▶ [Sezione del testo]:
>>

Il clamoroso caso (ri) portato alla luce da syndicom e dall'USS rappresenta la punta dell'iceberg: «Basta ingiustizie. Si cambi la legge».
BELLINZONA - Rappresenta solo la punta dell'iceberg. Ma è un caso emblematico di come le normative in caso di licenziamento vadano cambiate in Svizzera. È la storia (ri) portata alla luce nella mattinata di oggi, mercoledì, alla Casa del Popolo di Bellinzona da parte di syndicom, sindacato dei media e della comunicazione e dall'Unione sindacale svizzera (USS). La lunga lotta di una giovane madre postina che aveva come unico obiettivo quello di conciliare famiglia e lavoro. Una signora che tra l'altro era anche rappresentante del personale e che in seguito a queste richieste ritenute inadeguate è stata licenziata.
Le lacune – A confermare l'abusività del licenziamento sarebbero stati, in ben due casi, i tribunali ticinesi. E qui emergono le lacune, come spiega Marco Forte, responsabile di syndicom per il Ticino e il Moesano. «Nonostante le clausole contenute nel contratto collettivo di lavoro de La Posta, il datore di lavoro non è tenuto a reintegrare la donna»
La vicenda specifica – Per capire meglio la storia, è utile riportare uno stralcio della lettera scritta dalla stessa postina ticinese. «La mia battaglia è iniziata nel 2016 quando ho chiesto al mio responsabile di organizzare i giri di recapito per potere terminare il lavoro alle 12.30 e andare a prendere la mia bambina all’asilo nido. Lavorando al 60% e iniziando alle 7 del mattino potevo tranquillamente svolgere le ore previste dal contratto. A livello organizzativo non vi erano problemi in quanto nel recapito lettere non ci sono orari fissi. Ma a La Posta non andava bene perché voleva il massimo della flessibilità. Ho continuato a insistere perché ritenevo questo punto importante non solo per me, ma per tutte le donne».

<<

▶ [Compiti da svolgere]:
- 1) Nel testo sul licenziamento della postina ticinese, a che ora la donna chiedeva di poter terminare il lavoro?
- 2) Traduci in inglese questa frase del testo sul licenziamento della postina: «A livello organizzativo non vi erano problemi in quanto nel recapito lettere non ci sono orari fissi.»

▶ [Record forniti]:
>>

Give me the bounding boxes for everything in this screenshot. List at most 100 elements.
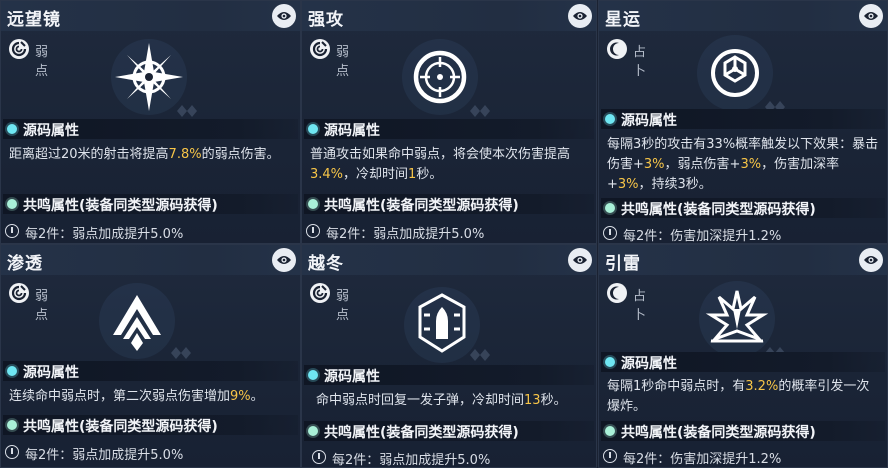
weakpoint-icon: [310, 39, 330, 59]
source-attr-bar: 源码属性: [601, 352, 885, 372]
highlight-value: 3%: [617, 177, 639, 192]
eye-icon[interactable]: [859, 248, 883, 272]
highlight-value: 13: [524, 393, 541, 408]
info-icon: [603, 449, 617, 463]
source-attr-bar: 源码属性: [3, 119, 298, 139]
type-label: 占卜: [633, 289, 647, 323]
eye-icon[interactable]: [859, 4, 883, 28]
description: 普通攻击如果命中弱点，将会使本次伤害提高3.4%，冷却时间1秒。: [310, 145, 590, 185]
divination-icon: [607, 39, 627, 59]
watermark-icon: [171, 347, 191, 359]
source-attr-icon: [605, 114, 615, 124]
resonance-attr-bar: 共鸣属性(装备同类型源码获得): [3, 415, 298, 435]
info-icon: [5, 224, 19, 238]
type-label: 占卜: [633, 45, 647, 79]
code-card-yinlei[interactable]: 引雷 占卜 源码属性 每隔1秒命中弱点时，有3.2%的概率引发一次爆炸。 共鸣属…: [598, 244, 888, 468]
type-label: 弱点: [336, 289, 350, 323]
resonance-attr-label: 共鸣属性(装备同类型源码获得): [23, 198, 218, 214]
source-attr-icon: [605, 357, 615, 367]
eye-icon[interactable]: [568, 4, 592, 28]
card-header: 星运: [599, 1, 887, 31]
description: 连续命中弱点时，第二次弱点伤害增加9%。: [9, 387, 294, 407]
desc-text: 每隔1秒命中弱点时，有: [607, 379, 746, 394]
watermark-icon: [177, 105, 197, 117]
highlight-value: 3.4%: [310, 167, 344, 182]
source-attr-bar: 源码属性: [601, 109, 885, 129]
resonance-attr-label: 共鸣属性(装备同类型源码获得): [324, 425, 519, 441]
description: 距离超过20米的射击将提高7.8%的弱点伤害。: [9, 145, 294, 165]
bonus-text: 每2件：伤害加深提升1.2%: [623, 452, 782, 467]
resonance-attr-bar: 共鸣属性(装备同类型源码获得): [601, 421, 885, 441]
resonance-attr-label: 共鸣属性(装备同类型源码获得): [23, 419, 218, 435]
resonance-attr-icon: [308, 199, 318, 209]
weakpoint-icon: [310, 283, 330, 303]
triquetra-icon: [695, 33, 775, 113]
source-attr-bar: 源码属性: [304, 119, 594, 139]
chevron-arrow-icon: [97, 281, 177, 361]
bonus-text: 每2件：弱点加成提升5.0%: [25, 227, 184, 242]
code-card-qianggong[interactable]: 强攻 弱点 源码属性 普通攻击如果命中弱点，将会使本次伤害提高 3.4%，冷却时间…: [301, 0, 597, 244]
card-title: 远望镜: [7, 10, 61, 30]
source-attr-icon: [7, 124, 17, 134]
card-title: 强攻: [308, 10, 344, 30]
code-card-shentou[interactable]: 渗透 弱点 源码属性 连续命中弱点时，第二次弱点伤害增加9%。 共鸣属性(装备同…: [0, 244, 301, 468]
info-icon: [306, 224, 320, 238]
code-card-xingyun[interactable]: 星运 占卜 源码属性 每隔3秒的攻击有33%概率触发以下效果：暴击伤害+3%，弱…: [598, 0, 888, 244]
card-header: 远望镜: [1, 1, 300, 31]
highlight-value: 3%: [643, 157, 665, 172]
desc-text: 的弱点伤害。: [201, 147, 280, 162]
eye-icon[interactable]: [272, 4, 296, 28]
resonance-attr-bar: 共鸣属性(装备同类型源码获得): [3, 194, 298, 214]
code-card-yuedong[interactable]: 越冬 弱点 源码属性 命中弱点时回复一发子弹，冷却时间13秒。 共鸣属性(装备同…: [301, 244, 597, 468]
highlight-value: 3.2%: [745, 379, 779, 394]
resonance-attr-label: 共鸣属性(装备同类型源码获得): [621, 202, 816, 218]
source-attr-icon: [308, 124, 318, 134]
highlight-value: 7.8%: [168, 147, 202, 162]
desc-text: 普通攻击如果命中弱点，将会使本次伤害提高: [310, 147, 571, 162]
resonance-attr-icon: [7, 420, 17, 430]
watermark-icon: [470, 105, 490, 117]
resonance-attr-bar: 共鸣属性(装备同类型源码获得): [601, 198, 885, 218]
bonus-text: 每2件：伤害加深提升1.2%: [623, 229, 782, 244]
description: 每隔3秒的攻击有33%概率触发以下效果：暴击伤害+3%，弱点伤害+3%，伤害加深…: [607, 135, 881, 195]
resonance-attr-icon: [7, 199, 17, 209]
desc-text: 命中弱点时回复一发子弹，冷却时间: [316, 393, 525, 408]
card-header: 越冬: [302, 245, 596, 275]
info-icon: [312, 450, 326, 464]
source-attr-label: 源码属性: [621, 356, 677, 372]
resonance-attr-label: 共鸣属性(装备同类型源码获得): [621, 425, 816, 441]
bonus-text: 每2件：弱点加成提升5.0%: [332, 453, 491, 468]
desc-text: ，持续3秒。: [638, 177, 712, 192]
source-attr-label: 源码属性: [324, 123, 380, 139]
card-header: 渗透: [1, 245, 300, 275]
source-attr-bar: 源码属性: [304, 365, 594, 385]
card-title: 越冬: [308, 254, 344, 274]
resonance-attr-label: 共鸣属性(装备同类型源码获得): [324, 198, 519, 214]
desc-text: 秒。: [416, 167, 443, 182]
code-card-yuanwangjing[interactable]: 远望镜 弱点 源码属性 距离超过20米的射击将提高7.8%的弱点伤害。 共鸣属性…: [0, 0, 301, 244]
source-attr-icon: [308, 370, 318, 380]
info-icon: [5, 445, 19, 459]
description: 命中弱点时回复一发子弹，冷却时间13秒。: [316, 391, 590, 411]
resonance-attr-bar: 共鸣属性(装备同类型源码获得): [304, 421, 594, 441]
bonus-text: 每2件：弱点加成提升5.0%: [326, 227, 485, 242]
desc-text: 连续命中弱点时，第二次弱点伤害增加: [9, 389, 231, 404]
description: 每隔1秒命中弱点时，有3.2%的概率引发一次爆炸。: [607, 377, 881, 417]
type-label: 弱点: [35, 45, 49, 79]
type-label: 弱点: [35, 289, 49, 323]
crosshair-icon: [400, 37, 480, 117]
desc-text: 。: [250, 389, 264, 404]
eye-icon[interactable]: [272, 248, 296, 272]
resonance-attr-icon: [605, 203, 615, 213]
card-title: 引雷: [605, 254, 641, 274]
watermark-icon: [470, 349, 490, 361]
type-label: 弱点: [336, 45, 350, 79]
source-attr-icon: [7, 366, 17, 376]
weakpoint-icon: [9, 39, 29, 59]
resonance-attr-bar: 共鸣属性(装备同类型源码获得): [304, 194, 594, 214]
bonus-text: 每2件：弱点加成提升5.0%: [25, 448, 184, 463]
desc-text: 距离超过20米的射击将提高: [9, 147, 169, 162]
eye-icon[interactable]: [568, 248, 592, 272]
source-attr-bar: 源码属性: [3, 361, 298, 381]
card-header: 引雷: [599, 245, 887, 275]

<<

▶ [Risultati finali]:
- 1) Alle 12.30.

- 2) On an organizational level there were no problems, since letter delivery has no fixed hours.